__Provided data__:
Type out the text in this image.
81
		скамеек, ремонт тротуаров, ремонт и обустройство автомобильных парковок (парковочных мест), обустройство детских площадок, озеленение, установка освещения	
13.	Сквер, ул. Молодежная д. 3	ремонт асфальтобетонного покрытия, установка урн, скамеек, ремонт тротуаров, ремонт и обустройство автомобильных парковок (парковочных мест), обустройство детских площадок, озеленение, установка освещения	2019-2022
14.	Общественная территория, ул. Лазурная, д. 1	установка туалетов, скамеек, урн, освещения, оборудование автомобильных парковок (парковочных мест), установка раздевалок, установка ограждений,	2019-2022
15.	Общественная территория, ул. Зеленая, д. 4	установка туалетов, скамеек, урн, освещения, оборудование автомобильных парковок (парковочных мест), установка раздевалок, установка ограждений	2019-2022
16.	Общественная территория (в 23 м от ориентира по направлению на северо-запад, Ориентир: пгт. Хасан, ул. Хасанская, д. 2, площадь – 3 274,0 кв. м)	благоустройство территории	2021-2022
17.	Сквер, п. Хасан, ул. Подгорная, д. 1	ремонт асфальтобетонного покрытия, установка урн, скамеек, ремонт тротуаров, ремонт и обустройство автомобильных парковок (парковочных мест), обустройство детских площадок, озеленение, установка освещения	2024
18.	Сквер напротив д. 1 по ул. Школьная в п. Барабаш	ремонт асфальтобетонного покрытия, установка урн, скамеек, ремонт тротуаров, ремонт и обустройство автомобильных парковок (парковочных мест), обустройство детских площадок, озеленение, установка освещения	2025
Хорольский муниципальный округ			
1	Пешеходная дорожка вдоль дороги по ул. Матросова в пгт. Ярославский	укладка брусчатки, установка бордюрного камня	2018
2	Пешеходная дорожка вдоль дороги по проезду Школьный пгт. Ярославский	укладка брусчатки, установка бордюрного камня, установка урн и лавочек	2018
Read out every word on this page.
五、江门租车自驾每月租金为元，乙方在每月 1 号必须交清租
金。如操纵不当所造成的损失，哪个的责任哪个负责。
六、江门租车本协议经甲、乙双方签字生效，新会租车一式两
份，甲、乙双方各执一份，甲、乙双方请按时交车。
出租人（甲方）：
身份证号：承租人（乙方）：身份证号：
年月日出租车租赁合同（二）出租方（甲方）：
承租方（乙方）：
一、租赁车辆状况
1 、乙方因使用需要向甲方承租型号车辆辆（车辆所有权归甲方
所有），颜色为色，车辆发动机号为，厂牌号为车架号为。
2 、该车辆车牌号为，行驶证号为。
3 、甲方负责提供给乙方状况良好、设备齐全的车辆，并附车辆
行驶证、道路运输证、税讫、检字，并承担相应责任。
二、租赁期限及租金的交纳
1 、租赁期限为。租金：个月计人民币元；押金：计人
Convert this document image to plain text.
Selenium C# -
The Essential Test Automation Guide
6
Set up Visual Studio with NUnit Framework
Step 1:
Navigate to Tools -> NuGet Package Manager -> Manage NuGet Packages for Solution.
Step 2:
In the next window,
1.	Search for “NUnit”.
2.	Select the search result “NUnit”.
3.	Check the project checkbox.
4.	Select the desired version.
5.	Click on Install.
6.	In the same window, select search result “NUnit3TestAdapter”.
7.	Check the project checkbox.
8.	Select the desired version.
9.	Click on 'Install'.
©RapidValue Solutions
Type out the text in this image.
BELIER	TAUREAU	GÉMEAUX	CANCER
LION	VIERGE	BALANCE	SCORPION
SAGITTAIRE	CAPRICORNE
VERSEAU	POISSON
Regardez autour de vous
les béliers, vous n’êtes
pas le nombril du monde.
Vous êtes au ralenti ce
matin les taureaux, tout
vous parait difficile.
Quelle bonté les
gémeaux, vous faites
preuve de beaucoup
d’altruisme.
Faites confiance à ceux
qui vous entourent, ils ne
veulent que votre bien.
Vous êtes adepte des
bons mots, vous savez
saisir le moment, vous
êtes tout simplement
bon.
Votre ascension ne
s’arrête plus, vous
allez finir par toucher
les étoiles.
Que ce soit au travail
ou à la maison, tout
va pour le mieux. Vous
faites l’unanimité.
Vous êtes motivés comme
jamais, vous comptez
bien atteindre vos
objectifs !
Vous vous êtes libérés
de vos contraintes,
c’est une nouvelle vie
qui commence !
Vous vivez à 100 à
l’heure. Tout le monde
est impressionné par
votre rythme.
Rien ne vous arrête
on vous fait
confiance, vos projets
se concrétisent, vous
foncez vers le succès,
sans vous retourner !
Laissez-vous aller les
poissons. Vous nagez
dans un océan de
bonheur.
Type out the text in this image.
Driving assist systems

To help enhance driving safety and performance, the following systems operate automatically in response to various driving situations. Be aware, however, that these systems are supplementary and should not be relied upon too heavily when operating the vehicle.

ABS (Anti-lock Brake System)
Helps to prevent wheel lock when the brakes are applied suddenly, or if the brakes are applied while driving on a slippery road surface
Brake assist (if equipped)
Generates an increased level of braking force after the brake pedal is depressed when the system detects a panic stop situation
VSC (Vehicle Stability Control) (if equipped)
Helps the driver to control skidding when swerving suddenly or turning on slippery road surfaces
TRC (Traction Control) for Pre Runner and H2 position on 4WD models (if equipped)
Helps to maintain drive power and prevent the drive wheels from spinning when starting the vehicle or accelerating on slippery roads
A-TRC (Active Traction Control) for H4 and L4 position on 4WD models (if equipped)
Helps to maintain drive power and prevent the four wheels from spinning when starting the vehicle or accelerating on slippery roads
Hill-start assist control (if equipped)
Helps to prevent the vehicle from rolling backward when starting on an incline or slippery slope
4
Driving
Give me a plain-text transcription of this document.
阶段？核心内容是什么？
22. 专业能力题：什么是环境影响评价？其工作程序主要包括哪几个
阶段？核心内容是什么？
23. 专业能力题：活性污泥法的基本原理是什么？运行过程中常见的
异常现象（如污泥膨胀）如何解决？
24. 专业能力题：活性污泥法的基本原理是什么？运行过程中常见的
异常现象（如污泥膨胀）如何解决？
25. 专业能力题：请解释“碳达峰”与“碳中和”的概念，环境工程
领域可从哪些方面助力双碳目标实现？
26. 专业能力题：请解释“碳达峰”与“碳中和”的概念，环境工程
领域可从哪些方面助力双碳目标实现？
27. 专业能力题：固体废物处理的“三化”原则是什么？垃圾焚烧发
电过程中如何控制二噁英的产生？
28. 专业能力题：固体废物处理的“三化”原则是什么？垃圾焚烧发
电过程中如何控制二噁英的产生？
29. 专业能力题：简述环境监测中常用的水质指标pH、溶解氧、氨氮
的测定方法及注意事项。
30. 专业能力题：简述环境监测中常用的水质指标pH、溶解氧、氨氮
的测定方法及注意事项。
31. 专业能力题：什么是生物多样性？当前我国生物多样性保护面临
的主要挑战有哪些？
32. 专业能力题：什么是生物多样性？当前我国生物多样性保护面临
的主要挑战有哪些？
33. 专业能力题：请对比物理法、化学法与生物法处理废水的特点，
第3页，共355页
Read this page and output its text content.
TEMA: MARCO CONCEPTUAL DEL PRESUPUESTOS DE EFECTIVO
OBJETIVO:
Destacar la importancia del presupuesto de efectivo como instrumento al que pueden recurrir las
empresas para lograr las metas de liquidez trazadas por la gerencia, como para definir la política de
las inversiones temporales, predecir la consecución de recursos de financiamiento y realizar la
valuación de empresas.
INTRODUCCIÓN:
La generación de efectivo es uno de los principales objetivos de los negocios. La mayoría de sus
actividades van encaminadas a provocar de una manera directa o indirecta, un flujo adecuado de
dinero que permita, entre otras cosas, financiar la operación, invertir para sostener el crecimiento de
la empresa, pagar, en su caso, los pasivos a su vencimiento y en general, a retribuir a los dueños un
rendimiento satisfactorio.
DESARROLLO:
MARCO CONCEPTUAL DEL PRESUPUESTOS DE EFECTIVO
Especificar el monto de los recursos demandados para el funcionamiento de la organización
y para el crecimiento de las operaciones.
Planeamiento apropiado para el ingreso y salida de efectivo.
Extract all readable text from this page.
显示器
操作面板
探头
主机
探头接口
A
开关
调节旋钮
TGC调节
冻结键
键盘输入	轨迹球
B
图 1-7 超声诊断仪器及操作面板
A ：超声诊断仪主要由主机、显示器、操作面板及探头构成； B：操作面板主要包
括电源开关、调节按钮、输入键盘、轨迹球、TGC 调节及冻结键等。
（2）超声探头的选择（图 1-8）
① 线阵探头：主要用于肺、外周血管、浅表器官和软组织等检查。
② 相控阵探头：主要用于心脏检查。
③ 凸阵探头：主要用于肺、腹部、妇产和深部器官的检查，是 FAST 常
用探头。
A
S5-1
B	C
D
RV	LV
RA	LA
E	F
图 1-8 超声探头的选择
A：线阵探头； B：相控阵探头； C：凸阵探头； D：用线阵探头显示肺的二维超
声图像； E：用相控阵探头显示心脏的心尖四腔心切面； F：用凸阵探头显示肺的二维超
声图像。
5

__Task to complete__:
Out of the material above, gather each line where "project" appears.

__Response__:
3.	Check the project checkbox.
7.	Check the project checkbox.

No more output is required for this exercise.